YOUR GOAL
Repeat every record below exactly, but leave out any pictures.

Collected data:
============

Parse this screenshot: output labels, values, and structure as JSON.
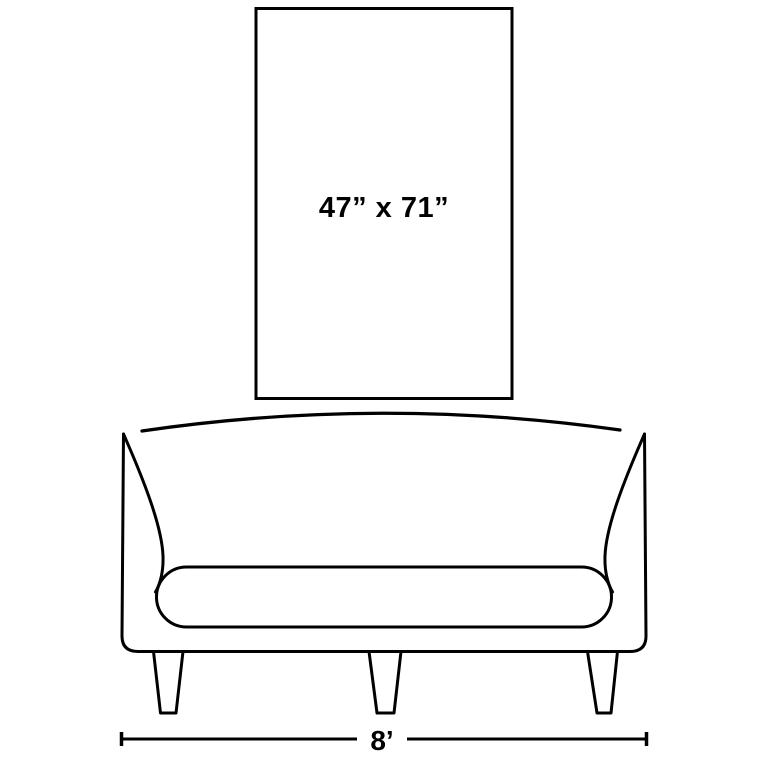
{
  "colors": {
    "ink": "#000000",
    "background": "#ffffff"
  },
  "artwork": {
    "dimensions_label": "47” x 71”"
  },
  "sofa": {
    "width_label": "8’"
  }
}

============

OUTPUT FOR THIS TASK
Parse this screenshot: output labels, values, and structure as JSON.
{
  "colors": {
    "ink": "#000000",
    "background": "#ffffff"
  },
  "artwork": {
    "dimensions_label": "47” x 71”"
  },
  "sofa": {
    "width_label": "8’"
  }
}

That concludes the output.